» **Document**:

Chef Robert Bell

Palos Verdes Chef

Robert Bell

Written by Melani Morose Edelstein | Photographed by Erik Jay

There is perhaps nothing more significant in our everyday lives than our relationship to food. After a glorious lifetime in the kitchen and hanging around dining rooms and dinner tables, PV’s very own chef and renowned restaurateur Robert Bell knows that what we eat reveals the connection food has to our identity and that’s why he continues to create and innovate cuisine.

Everything about eating, including what we consume, how we acquire it, who prepares it and who’s 
at the table, is a form of communication that is rich with meaning. Chef Bell, the owner and operator of Mama Terano restaurant, fully understands that our attitudes, practices, and rituals surrounding food are a window into our most basic beliefs about our world and ourselves and he is devoted to nurturing that idea with new and innovative food experiences.

“I’m a creative person, my mind is constantly going. Every book, every magazine, every menu, every picture it’s such a powerful force and inspiration. I am just lucky I get to focus on food,” says the man most people simply call the Chef.

He invents new recipes, rarely prepares the same dish twice and shares his love for and devotion to food and wine with the lucky residents of Palos Verdes every day at his Mama Terano restaurant, located on the Brick Walk.

Diners at Mama Terano experience authentic Italian cuisine along with inspired and unexpected dishes created by the Chef, for the moment. His latest ice cream sundae delights diners. “The sundae we have up now is called a Sicilian Sundae. It’s ice cream from Brooklyn called ooey gooey and then it has cherry sauce that I make with frozen cherries. Cherry spread, port wine, balsamic vinegar and a ton of black pepper. Then it has pistachio nuts, orange zest, cannoli filling and a pretzel.” He rattles off the recipe then laughs, “Sounds crazy but It’s so good.”

The restaurant’s warm and welcoming ambiance lends itself to that of an Italian family’s Brooklyn kitchen which is where it all began for Chef Bell more than six decades ago. Robert Bell was raised in Brooklyn and began his relationship with food and cooking in the real Mama Terano’s kitchen. His beloved grandmother Millie Terano brought Italian cooking into her Italian-American New York kitchen and inspired her grandson’s life passion.

“I watched my grandmother closely, but I always loved sitting around the table with fifteen or twenty people and just the dynamics of that. I always loved what was going on. Everyone talked about food. It was the most important thing. It’s what you shared, it’s what we love,” 
he says passionately.

“When I was 20, I would drive up to Palos Verdes on the weekends. It was so special. On Sundays we’d drive around the peninsula, stop in San Pedro and have lunch at Ports O’ Call and then drive back home along the coast. It was very cool. Back in those days I dreamt that maybe somehow I’d actually live here”.

» **Given exercise 1**:
What restaurant does Robert Bell own and operate, according to the chef profile?
» **Given exercise 2**:
Copy the chef profile between "Written by Melani" and "and innovate cuisine.", inclusive.
You won't need any of the data.

» **Data lines**:

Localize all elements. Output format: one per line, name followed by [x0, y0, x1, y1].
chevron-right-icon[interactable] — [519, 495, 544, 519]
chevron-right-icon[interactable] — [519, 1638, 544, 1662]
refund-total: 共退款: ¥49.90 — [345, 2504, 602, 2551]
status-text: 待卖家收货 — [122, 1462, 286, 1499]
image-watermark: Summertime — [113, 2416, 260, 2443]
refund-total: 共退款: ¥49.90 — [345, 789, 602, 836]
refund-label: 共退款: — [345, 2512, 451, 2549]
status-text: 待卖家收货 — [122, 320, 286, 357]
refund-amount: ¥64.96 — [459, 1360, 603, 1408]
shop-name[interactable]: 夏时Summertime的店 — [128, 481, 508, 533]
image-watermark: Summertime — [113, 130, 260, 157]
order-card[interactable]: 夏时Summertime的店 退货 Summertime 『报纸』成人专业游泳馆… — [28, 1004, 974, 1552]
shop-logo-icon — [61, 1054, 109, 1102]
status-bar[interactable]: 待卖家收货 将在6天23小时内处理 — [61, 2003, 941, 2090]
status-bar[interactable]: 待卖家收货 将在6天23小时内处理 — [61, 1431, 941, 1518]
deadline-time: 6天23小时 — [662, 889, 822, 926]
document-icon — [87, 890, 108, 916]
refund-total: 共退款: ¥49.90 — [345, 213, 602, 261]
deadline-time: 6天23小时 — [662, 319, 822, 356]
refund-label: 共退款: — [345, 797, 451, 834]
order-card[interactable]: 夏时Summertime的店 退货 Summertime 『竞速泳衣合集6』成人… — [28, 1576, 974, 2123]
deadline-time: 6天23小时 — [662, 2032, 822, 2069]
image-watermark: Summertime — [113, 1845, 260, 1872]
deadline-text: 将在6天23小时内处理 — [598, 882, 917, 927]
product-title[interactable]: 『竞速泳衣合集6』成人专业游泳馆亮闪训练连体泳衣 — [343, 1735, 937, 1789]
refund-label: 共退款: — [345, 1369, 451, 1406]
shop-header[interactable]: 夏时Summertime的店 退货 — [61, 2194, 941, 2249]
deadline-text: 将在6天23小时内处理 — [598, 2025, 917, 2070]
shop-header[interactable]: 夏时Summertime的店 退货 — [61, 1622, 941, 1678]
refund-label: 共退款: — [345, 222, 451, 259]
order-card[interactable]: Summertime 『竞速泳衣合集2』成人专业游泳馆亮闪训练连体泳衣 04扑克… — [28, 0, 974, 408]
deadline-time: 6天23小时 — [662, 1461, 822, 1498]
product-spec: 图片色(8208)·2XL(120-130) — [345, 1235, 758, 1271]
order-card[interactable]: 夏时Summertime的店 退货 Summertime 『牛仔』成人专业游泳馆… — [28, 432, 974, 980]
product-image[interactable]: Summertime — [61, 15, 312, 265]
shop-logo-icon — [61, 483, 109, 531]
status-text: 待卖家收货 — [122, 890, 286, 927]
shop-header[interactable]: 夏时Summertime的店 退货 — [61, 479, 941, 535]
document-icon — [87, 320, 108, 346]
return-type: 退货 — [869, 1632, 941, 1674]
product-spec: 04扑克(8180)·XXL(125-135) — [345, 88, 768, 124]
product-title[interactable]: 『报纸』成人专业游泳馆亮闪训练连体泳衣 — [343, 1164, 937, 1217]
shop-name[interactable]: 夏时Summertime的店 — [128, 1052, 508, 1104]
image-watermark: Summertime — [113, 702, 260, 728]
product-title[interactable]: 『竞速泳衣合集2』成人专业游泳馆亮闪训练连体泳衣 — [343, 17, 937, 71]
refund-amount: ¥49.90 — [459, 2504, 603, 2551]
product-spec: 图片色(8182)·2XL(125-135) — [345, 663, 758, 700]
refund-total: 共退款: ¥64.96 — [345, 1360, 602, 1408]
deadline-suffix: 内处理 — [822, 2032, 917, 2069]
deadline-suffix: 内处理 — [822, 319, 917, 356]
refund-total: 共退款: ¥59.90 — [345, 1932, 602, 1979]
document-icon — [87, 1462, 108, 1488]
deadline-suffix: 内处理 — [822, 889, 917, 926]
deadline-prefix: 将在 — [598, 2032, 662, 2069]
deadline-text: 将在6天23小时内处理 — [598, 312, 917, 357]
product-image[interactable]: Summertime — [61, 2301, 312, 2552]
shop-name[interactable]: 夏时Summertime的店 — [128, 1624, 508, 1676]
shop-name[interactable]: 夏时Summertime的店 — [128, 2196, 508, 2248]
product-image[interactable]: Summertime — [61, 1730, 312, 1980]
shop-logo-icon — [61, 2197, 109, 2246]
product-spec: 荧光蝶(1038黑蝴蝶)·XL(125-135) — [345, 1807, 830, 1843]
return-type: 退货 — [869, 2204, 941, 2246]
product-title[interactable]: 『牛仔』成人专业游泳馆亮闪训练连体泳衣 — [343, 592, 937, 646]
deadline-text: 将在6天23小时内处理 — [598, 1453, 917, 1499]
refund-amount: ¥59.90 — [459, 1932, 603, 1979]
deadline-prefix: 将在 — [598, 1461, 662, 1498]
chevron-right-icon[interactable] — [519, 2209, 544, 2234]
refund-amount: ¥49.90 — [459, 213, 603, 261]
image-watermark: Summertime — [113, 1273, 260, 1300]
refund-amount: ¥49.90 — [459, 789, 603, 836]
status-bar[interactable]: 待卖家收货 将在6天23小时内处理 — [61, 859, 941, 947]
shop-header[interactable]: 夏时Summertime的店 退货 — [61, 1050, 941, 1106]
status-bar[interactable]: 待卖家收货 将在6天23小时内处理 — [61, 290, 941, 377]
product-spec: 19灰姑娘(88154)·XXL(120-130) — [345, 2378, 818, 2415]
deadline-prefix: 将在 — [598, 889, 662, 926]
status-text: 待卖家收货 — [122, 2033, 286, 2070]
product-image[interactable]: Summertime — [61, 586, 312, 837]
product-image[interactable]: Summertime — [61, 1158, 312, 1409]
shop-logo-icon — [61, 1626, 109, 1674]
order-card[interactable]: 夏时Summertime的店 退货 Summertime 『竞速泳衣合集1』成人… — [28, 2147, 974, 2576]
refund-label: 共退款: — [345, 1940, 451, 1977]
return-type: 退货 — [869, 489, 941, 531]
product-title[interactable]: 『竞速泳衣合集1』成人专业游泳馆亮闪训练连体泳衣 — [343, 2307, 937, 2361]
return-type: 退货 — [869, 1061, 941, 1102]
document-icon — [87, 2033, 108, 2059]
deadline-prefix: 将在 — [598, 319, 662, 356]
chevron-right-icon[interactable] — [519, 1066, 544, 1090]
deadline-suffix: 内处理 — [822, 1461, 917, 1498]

» **Task response 1**:
Mama Terano

» **Task response 2**:
Written by Melani Morose Edelstein | Photographed by Erik Jay

There is perhaps nothing more significant in our everyday lives than our relationship to food. After a glorious lifetime in the kitchen and hanging around dining rooms and dinner tables, PV’s very own chef and renowned restaurateur Robert Bell knows that what we eat reveals the connection food has to our identity and that’s why he continues to create and innovate cuisine.